» The exercise:
From the listing, collect all lines containing the word "입원환자".

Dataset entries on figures
........

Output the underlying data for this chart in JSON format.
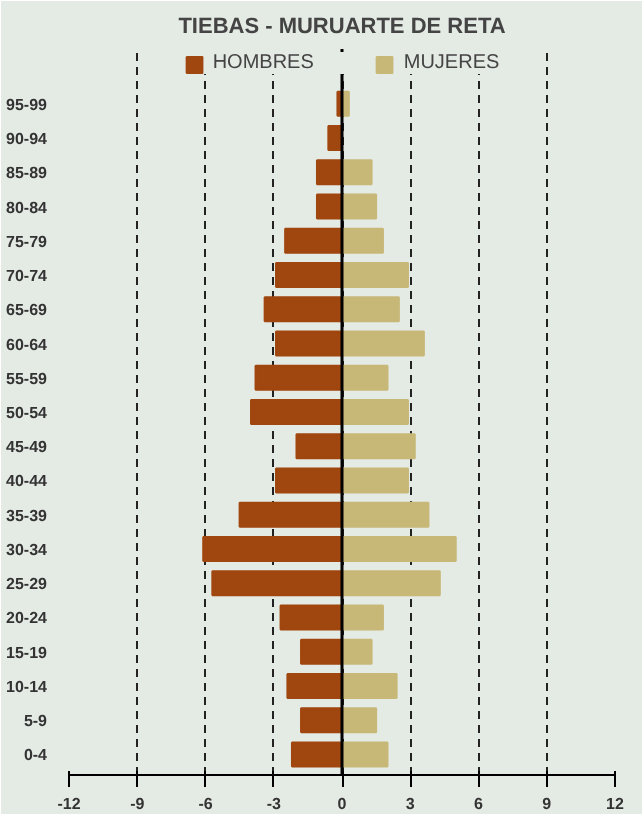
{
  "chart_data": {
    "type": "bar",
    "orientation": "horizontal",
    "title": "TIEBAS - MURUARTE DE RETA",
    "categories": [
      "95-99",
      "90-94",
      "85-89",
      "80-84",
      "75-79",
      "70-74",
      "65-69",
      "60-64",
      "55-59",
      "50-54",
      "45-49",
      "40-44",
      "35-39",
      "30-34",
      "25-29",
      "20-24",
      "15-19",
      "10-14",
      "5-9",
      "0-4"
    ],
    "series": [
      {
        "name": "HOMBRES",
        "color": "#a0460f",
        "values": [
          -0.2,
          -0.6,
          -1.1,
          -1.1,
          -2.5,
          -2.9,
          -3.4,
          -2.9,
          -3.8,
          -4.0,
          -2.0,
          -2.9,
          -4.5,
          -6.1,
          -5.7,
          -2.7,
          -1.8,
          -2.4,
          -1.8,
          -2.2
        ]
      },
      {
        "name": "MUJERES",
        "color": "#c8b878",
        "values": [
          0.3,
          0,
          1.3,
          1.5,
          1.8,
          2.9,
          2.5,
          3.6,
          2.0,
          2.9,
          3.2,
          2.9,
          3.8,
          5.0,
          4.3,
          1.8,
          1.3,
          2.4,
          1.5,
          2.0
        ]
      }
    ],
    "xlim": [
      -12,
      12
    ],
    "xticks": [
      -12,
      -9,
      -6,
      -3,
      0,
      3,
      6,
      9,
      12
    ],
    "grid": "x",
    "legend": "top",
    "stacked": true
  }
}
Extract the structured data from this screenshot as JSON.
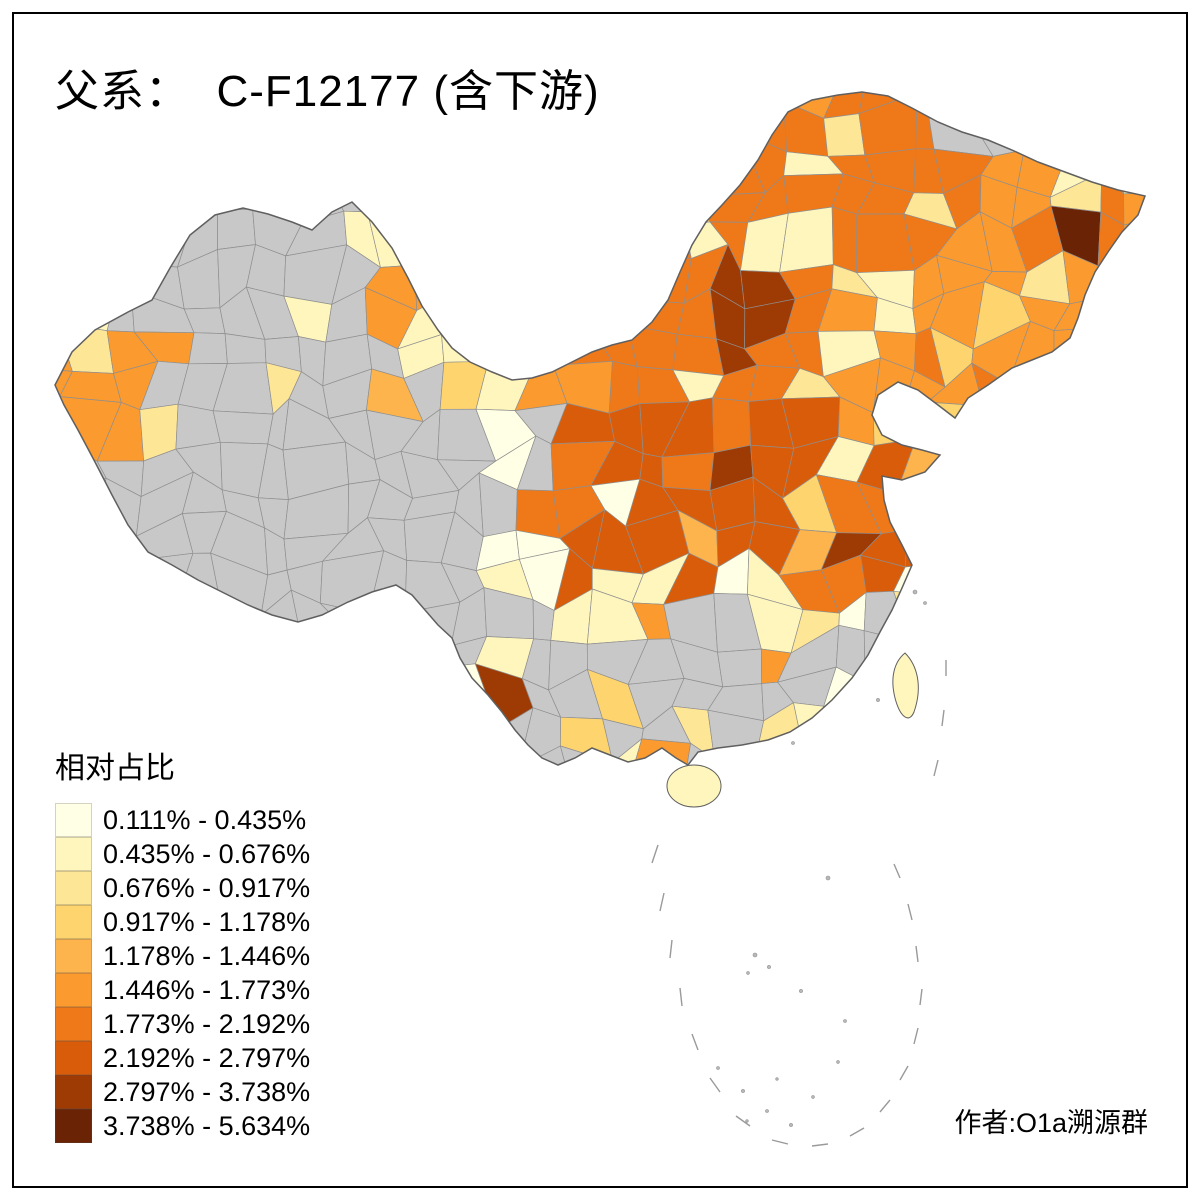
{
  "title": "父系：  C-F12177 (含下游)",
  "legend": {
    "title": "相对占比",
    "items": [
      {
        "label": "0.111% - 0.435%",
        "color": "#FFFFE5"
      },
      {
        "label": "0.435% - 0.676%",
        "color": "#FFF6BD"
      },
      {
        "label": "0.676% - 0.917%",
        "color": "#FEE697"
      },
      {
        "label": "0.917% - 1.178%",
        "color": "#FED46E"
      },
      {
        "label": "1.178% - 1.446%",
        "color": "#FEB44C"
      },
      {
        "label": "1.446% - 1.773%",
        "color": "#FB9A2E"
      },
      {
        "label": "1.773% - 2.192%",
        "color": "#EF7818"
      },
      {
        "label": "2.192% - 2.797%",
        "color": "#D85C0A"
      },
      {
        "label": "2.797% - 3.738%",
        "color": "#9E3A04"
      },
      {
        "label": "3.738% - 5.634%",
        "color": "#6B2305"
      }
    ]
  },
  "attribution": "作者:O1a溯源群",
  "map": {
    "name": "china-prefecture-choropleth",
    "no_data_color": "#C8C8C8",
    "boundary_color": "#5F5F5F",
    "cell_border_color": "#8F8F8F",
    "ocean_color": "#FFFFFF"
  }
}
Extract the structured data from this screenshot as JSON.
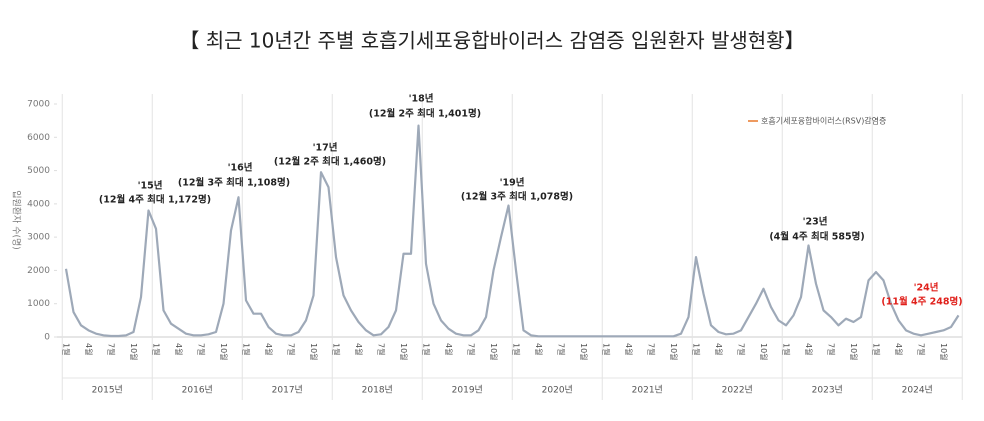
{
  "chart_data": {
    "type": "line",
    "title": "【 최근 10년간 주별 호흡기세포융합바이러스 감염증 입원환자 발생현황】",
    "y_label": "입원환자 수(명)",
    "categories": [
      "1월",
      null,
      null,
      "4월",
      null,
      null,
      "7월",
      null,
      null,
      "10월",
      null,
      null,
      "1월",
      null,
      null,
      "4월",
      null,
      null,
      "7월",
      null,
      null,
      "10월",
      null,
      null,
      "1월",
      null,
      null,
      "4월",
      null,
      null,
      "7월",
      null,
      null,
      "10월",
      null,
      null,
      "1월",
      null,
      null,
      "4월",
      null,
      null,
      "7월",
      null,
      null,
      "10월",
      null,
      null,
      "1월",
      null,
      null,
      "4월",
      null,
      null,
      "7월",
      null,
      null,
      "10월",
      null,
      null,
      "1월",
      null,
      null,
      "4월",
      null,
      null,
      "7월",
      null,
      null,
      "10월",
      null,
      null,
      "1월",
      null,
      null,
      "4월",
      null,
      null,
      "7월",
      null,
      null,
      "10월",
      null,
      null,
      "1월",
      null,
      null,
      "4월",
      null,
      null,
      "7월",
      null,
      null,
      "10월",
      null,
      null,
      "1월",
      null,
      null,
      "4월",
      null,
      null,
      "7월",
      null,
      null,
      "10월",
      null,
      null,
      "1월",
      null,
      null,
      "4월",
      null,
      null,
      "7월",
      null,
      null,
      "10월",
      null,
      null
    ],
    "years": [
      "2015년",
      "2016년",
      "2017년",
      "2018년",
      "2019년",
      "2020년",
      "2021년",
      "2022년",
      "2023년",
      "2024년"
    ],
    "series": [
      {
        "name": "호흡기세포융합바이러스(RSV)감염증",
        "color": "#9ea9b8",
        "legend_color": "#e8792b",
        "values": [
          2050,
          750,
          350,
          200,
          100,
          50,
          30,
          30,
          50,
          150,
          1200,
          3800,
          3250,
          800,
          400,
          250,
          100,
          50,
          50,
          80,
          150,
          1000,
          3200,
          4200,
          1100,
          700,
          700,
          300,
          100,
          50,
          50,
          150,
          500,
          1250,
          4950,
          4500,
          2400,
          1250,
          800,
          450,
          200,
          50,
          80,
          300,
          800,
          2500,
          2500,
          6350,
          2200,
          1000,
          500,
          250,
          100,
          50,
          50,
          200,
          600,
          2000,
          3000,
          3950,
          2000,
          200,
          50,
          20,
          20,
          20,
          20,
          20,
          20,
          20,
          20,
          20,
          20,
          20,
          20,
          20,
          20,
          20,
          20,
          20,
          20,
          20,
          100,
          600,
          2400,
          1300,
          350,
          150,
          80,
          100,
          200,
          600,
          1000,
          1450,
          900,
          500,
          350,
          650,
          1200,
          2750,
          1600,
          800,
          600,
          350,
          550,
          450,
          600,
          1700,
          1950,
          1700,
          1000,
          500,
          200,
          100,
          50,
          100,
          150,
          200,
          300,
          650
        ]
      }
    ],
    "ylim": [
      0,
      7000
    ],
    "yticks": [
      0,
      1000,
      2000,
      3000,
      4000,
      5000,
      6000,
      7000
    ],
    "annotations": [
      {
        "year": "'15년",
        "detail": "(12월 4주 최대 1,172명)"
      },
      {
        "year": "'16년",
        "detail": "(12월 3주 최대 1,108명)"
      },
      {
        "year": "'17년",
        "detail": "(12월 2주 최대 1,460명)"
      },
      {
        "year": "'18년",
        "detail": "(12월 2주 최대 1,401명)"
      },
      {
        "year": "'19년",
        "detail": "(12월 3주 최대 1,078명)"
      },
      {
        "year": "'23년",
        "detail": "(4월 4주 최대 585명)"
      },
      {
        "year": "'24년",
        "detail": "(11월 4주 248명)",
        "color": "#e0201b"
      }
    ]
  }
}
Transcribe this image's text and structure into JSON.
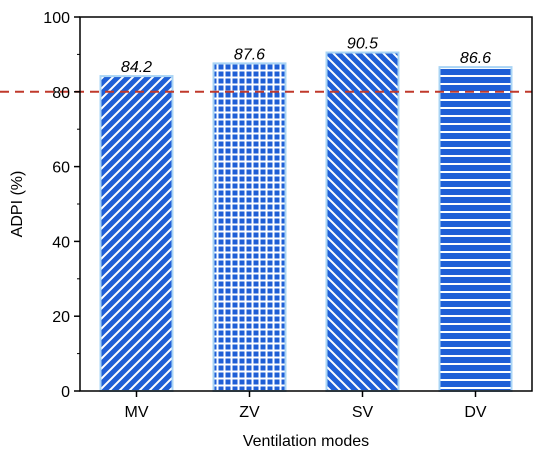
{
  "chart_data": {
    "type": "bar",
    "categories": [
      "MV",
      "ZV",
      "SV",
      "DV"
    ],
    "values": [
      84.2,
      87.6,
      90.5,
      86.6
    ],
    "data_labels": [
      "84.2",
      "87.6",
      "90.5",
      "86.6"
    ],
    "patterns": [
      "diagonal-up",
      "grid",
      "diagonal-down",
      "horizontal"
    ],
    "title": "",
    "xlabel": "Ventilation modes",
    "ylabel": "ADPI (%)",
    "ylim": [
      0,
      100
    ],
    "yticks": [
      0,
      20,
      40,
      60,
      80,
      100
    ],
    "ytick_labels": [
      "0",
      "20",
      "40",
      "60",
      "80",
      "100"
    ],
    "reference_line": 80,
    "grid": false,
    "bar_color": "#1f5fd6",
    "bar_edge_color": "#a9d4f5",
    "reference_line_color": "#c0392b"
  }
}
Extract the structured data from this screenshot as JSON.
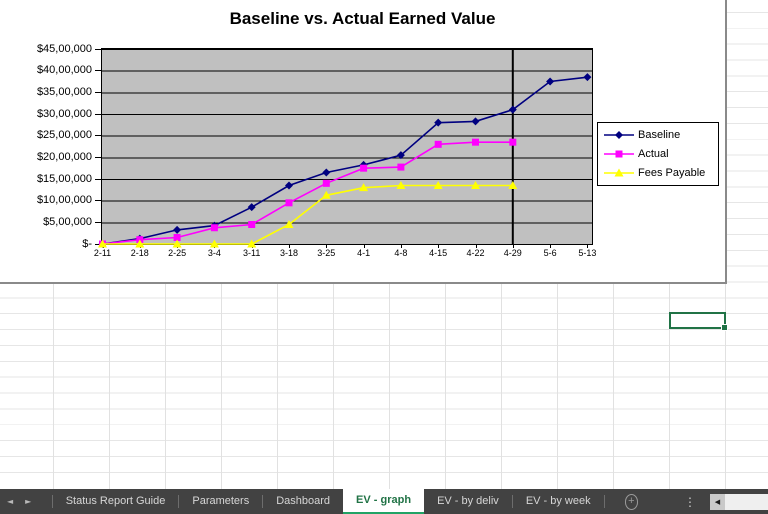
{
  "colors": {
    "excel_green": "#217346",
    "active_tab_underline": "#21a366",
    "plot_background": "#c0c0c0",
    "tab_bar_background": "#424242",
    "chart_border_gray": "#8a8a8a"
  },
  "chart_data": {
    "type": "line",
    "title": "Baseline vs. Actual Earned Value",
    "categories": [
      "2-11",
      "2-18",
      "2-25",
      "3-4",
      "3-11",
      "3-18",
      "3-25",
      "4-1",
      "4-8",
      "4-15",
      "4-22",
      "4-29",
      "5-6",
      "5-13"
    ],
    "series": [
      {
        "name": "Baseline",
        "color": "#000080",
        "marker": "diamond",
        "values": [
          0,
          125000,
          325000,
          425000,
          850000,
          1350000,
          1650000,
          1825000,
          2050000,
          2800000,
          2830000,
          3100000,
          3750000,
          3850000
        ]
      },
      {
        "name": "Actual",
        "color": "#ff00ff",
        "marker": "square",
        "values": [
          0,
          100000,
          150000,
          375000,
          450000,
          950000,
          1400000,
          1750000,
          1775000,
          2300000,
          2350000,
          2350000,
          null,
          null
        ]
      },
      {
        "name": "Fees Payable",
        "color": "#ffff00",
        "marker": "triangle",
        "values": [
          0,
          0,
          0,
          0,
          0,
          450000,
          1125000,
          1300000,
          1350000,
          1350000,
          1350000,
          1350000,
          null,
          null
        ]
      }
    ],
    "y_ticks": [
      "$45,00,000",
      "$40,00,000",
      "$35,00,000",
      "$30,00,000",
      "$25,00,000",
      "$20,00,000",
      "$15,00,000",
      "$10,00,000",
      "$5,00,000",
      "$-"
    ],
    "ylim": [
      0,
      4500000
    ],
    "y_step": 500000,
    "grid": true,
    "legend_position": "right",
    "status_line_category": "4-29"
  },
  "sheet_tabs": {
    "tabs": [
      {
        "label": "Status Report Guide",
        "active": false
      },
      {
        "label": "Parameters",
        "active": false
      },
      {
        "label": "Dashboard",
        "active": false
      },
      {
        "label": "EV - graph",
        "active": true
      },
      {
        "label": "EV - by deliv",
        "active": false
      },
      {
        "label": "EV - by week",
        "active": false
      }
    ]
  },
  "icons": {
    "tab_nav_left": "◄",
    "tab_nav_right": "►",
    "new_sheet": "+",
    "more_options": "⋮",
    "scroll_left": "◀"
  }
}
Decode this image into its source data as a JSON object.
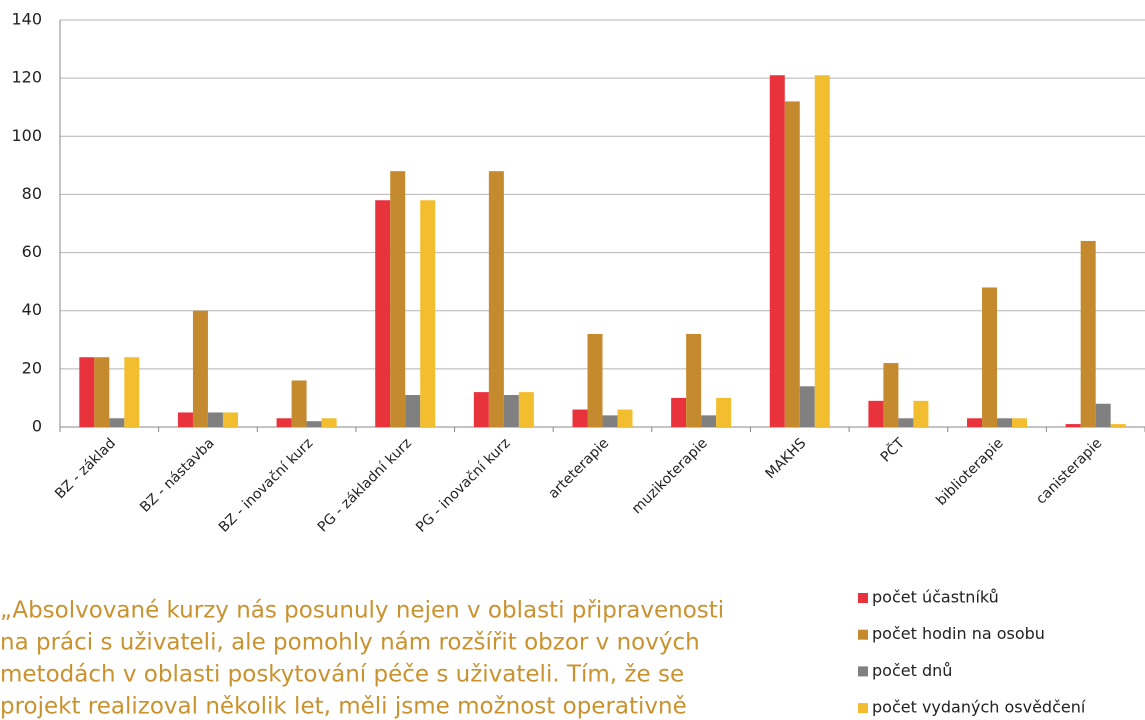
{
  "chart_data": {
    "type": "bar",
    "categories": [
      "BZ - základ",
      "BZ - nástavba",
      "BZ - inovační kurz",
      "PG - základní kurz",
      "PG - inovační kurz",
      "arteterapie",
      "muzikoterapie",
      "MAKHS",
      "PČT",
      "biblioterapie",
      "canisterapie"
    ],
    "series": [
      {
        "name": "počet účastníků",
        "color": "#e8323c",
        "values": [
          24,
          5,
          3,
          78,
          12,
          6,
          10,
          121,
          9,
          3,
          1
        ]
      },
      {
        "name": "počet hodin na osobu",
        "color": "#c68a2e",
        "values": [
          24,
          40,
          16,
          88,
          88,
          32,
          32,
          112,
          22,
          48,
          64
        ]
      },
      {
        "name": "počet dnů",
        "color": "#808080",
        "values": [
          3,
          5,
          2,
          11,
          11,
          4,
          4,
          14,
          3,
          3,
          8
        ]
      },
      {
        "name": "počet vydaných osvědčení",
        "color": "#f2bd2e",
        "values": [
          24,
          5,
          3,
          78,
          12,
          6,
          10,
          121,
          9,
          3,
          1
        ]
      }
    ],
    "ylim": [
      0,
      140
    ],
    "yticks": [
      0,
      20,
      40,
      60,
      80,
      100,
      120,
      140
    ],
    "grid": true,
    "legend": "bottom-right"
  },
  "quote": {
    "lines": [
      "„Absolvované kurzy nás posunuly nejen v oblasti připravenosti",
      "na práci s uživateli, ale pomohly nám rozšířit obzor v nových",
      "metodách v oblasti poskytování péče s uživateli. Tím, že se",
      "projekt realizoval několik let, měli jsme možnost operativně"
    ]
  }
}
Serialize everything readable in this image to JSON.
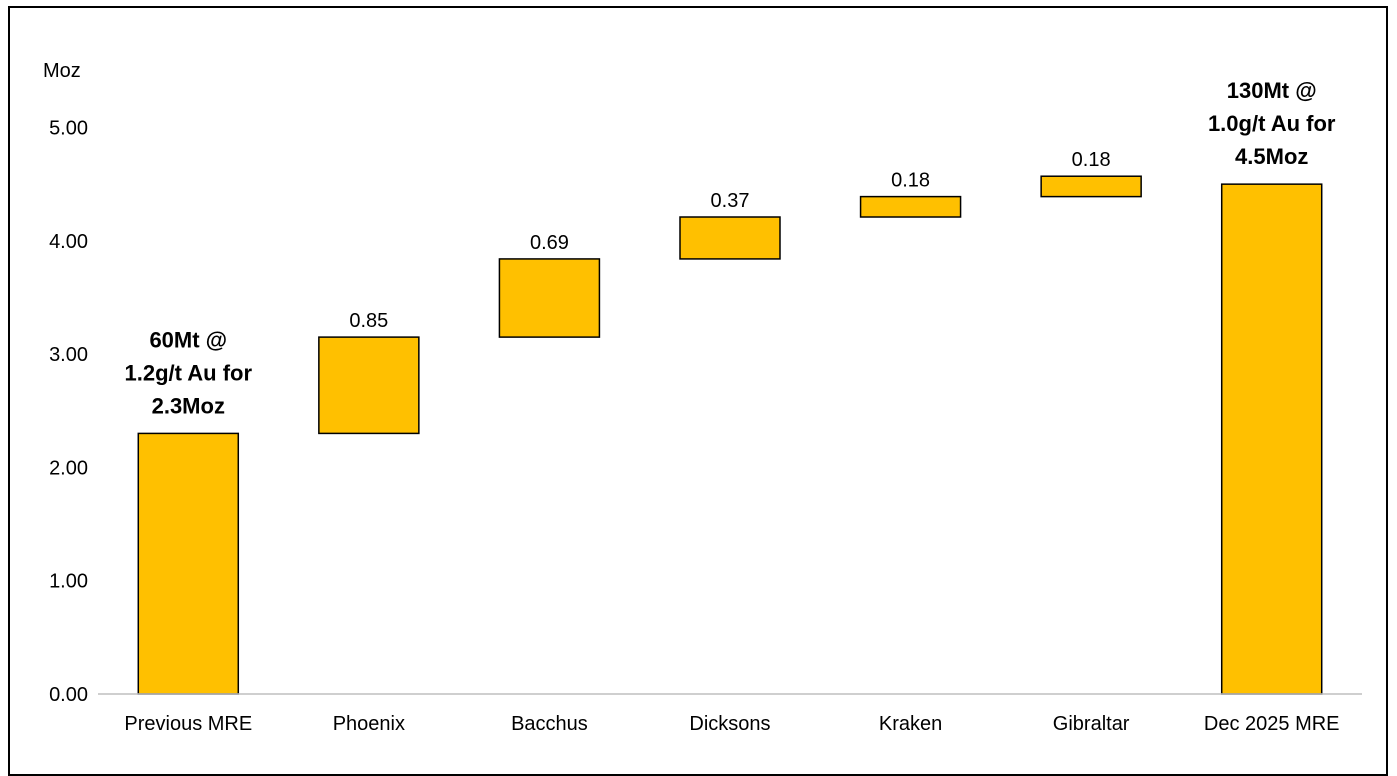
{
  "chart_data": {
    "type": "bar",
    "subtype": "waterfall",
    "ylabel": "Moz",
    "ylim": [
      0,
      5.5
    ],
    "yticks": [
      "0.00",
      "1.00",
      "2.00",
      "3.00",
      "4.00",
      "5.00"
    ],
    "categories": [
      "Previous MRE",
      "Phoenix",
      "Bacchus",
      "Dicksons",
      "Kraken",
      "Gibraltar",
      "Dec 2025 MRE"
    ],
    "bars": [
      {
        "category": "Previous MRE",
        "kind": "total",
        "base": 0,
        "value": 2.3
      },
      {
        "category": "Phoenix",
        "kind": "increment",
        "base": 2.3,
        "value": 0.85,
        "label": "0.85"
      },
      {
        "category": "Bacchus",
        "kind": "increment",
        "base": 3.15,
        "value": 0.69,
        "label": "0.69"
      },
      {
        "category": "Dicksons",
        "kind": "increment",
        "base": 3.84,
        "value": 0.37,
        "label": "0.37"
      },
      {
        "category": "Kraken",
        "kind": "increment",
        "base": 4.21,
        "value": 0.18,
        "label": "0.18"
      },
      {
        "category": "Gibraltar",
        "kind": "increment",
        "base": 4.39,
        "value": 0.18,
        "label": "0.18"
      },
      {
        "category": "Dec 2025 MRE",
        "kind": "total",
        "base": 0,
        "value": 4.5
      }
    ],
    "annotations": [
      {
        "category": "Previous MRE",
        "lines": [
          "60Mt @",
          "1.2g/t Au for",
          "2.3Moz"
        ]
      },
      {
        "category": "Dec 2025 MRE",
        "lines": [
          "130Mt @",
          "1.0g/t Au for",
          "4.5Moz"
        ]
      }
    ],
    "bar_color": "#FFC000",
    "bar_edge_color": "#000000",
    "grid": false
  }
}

........

» Output below:
    "title": "【 최근 10년간 주별 호흡기세포융합바이러스 감염증 입원환자 발생현황】",
    "y_label": "입원환자 수(명)",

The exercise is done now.